Gündüz kuşağında bir program var, hani 'bizımlasin, bizimla diyılsin' diyorlar insanlara...
İşte o programda, gelen yarışmacı eğer tombişse; azarlar, kınamalar havada uçuşuyor.
Jüri üyeleri, "Ne yaparsan yap, bu kiloyla güzel ve şık olamazsın" cümlesini kuracak kadar faşizan bir yaklaşım içine giriyorlar.
Ama ben onlara kızmıyorum.
Bu lafları yiyen, yutan ve gıkını çıkaramayan o andavallılara kızıyorum.
Hem şişmanlar, hem ezik!
"Kardeşim size ne; yediysem ben yedim, ayrıca da ben kendimi böyle çok beğeniyorum" diyen bir tane yarışmacı çıkmadı.
Ya da çıktıysa da ben görmedim, bilmiyorum. Varsa öyle biri, alnından öpüyorum.
Neyse, işte bu jüri üyeleri kendileri dünya güzeli oldukları için, podyuma çıkan saftor yarışmacıların fiziklerini kıyasıya eleştiriyorlar.
Çünkü bu dünya düzeninde 'güzellik terörü' denilen bir şey var.
TAŞ GİBİ OLACAKSIN!
Deniliyor ki biz kadın kısmına;
* Eyyy kadın, sahip olduğun o diri 'vicut' senin en kıymetli hazinendir. Ona iyi bakacaksın, her kasına ayrı ayrı sahip çıkacaksın.
* Memelerini yerçekiminin emrine sunmamak için var gücünle çalışacaksın.
* Göbeğini biranın emellerine alet etmeyeceksin, her türlü spor aletinin emrine kendini vereceksin.
* Kolların, Doğu Bloku ülkelerinin kadın gülle takımının ruhunu yad etmeyecek. İki yana açıp kendini rüzgara verdiğinde o kollar bıngıl bıngıl sallanmayacak. Taş gibi olacak taş! Tıpkı mabadın gibi...
* Jennifer Lopez'in, iki yana alabildiğine yayılmış Akdenizli kıçını unutacaksın. Senin hedefin güzel kardeşim; Brezilya sahillerinde salınan bir elmanın iki yarısı görünümlü popolar. Sımsıkı olacak, üzerinde portakal kabukları zinhar bulunmayacak.

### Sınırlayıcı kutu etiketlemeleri
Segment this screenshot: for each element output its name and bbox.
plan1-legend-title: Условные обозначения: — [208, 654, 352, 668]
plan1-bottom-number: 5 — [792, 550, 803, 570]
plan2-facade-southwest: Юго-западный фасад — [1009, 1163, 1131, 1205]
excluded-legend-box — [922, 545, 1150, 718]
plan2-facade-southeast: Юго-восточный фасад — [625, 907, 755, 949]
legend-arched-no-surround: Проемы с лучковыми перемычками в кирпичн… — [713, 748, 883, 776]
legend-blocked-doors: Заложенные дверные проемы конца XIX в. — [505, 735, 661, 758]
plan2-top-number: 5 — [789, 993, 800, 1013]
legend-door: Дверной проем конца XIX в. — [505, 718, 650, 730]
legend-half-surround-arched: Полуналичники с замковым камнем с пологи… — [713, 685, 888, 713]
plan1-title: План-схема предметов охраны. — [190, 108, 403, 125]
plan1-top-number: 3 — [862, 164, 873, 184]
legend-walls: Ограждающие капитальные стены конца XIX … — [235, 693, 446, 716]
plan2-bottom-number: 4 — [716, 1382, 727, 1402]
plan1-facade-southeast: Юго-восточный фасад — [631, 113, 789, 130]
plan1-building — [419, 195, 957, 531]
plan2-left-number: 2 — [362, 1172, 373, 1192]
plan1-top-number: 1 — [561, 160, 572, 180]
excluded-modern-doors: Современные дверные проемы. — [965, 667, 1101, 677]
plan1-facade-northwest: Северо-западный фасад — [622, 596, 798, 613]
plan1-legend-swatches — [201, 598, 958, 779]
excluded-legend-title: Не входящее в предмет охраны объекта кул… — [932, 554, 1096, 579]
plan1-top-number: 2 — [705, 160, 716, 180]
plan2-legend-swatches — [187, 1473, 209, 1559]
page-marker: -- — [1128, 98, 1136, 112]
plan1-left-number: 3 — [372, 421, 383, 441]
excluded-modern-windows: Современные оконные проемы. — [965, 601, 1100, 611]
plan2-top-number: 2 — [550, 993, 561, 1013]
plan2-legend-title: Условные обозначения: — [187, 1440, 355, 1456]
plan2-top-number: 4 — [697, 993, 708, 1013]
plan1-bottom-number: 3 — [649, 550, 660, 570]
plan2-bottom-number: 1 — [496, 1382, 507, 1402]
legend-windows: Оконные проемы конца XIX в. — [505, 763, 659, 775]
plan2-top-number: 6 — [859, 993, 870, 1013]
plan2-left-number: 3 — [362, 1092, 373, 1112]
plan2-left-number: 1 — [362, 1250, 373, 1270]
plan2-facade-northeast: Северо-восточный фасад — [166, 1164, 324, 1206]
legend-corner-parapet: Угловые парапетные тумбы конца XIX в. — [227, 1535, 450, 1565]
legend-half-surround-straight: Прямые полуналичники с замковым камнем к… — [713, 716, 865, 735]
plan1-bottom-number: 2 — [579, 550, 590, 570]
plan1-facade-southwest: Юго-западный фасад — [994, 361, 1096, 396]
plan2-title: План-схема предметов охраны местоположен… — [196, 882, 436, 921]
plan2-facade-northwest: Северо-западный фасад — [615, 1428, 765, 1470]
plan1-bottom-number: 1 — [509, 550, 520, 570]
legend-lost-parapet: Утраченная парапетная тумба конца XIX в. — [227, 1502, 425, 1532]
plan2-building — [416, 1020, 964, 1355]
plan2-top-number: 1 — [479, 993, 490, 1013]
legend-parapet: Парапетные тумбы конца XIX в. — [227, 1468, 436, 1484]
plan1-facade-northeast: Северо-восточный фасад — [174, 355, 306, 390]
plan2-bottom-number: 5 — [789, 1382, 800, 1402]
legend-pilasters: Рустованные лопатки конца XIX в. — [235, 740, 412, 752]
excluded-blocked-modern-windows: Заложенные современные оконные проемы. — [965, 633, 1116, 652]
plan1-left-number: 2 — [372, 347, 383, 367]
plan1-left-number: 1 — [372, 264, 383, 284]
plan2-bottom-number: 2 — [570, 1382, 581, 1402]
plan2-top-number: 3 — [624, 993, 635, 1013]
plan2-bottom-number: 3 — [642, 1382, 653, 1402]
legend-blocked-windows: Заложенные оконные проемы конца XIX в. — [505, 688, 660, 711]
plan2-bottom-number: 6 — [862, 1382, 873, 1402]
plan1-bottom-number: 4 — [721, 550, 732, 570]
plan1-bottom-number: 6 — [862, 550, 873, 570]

### Alıştırma görevleri
**a)** Güzellik terörü üzerine yazıda yıldızla başlayan her maddenin ilk cümlesinde geçen vücut bölümünü sırayla yazın.
**b)** Güzellik terörü üzerine yazıya göre jüri üyeleri tombiş yarışmacılara hangi cümleyi kuruyor?
**c)** Güzellik terörü üzerine yazıyı son cümlesinden sonra sürdürün.

### Alıştırma cevapları
**a)** vücut ("vicut"), memeler, göbek, kollar, kıç

**b)** "Ne yaparsan yap, bu kiloyla güzel ve şık olamazsın."

**c)**
* Şimdi bacaklara geliyorum, kulaklarını iyi aç:
Yere oturdun, dizlerini de hafiften büktün. Şimdi bir elinle bacağının yukarı kısmını şöyle yavaşça pışpışla bakalım.
Ne o?
Yoksa tüm bacağını bir dalgalanma mı sardı? İşte bu olmaz!
Bacakların hareket halindeyken mutedil dalgalı olmayacak.
Bastığın yer titreyecek ama senin bacak kasların olduğu yerde mıh gibi duracak.
* Daha da anlamadıysan sana şöyle anlatayım: Diyelim yine sırt üstü vaziyettesin. Ve yine dizlerin bükülü. Yüzü sana dönük adamı belinden, dizlerinin arasında sıkıştırmak suretiyle kavradığın gibi, "Ya bismillah" deyip arkandaki duvarda bulunan çiviyi adamın kafasıyla tak tak çakabilecek güçte olacaksın!
Evet biraz karışık oldu, tam tasvir edemedim. Zaten tasvir konusunda hep zayıfım. Biraz daha Yaşar Kemal okumalıyım. Neyse konuyu dağıtmayalım; aşağı yukarı anladınız siz durumu.
* Yüz kasların var tabii bir de... Onları da çalıştıracaksın. Öyle botoksa, gerdirmeye güvenme. Hem diri, hem doğal görünmelisin. Bunun için de al ağzına kurşun kalemi. Şimdi dudaklarının arasında ileri geri yuvarla.
Nasıl? Boyun kaslarının gerildiğini hissettin değil mi?
Oh oh aferin, iyi gidiyorsun.
AKIL ASIL KASTADIR!
* Eller de var tabii... Ahh bu yılların güzelliğe hiç saygısı yok! Ellerin isterse gençliğinde kuğu kanadı gibi olsun. Yaşlandıkça at toynağına dönüşmesi an meselesidir. Onlara çok iyi bakacaksın. El egzersizi için toplar moplar satılıyor; yapmışlar, alacaksın!
İşte tüm bu kurallara hayat boyu devam edersen kardeşceğizim, Madonna gibi 50'ni bile geçsen, cümle âlem sana kul, köle olur.
Bu yüzden bize diyorlar ki; akıl yaşta değil kastadır.
Sarkmış göbeğin ve uzamış memelerinle itibar görmen yasalara aykırıdır. Yeni çağın, yeni insanın, yeni hayat anlayışının, yeni dinamiklerin yasalarına...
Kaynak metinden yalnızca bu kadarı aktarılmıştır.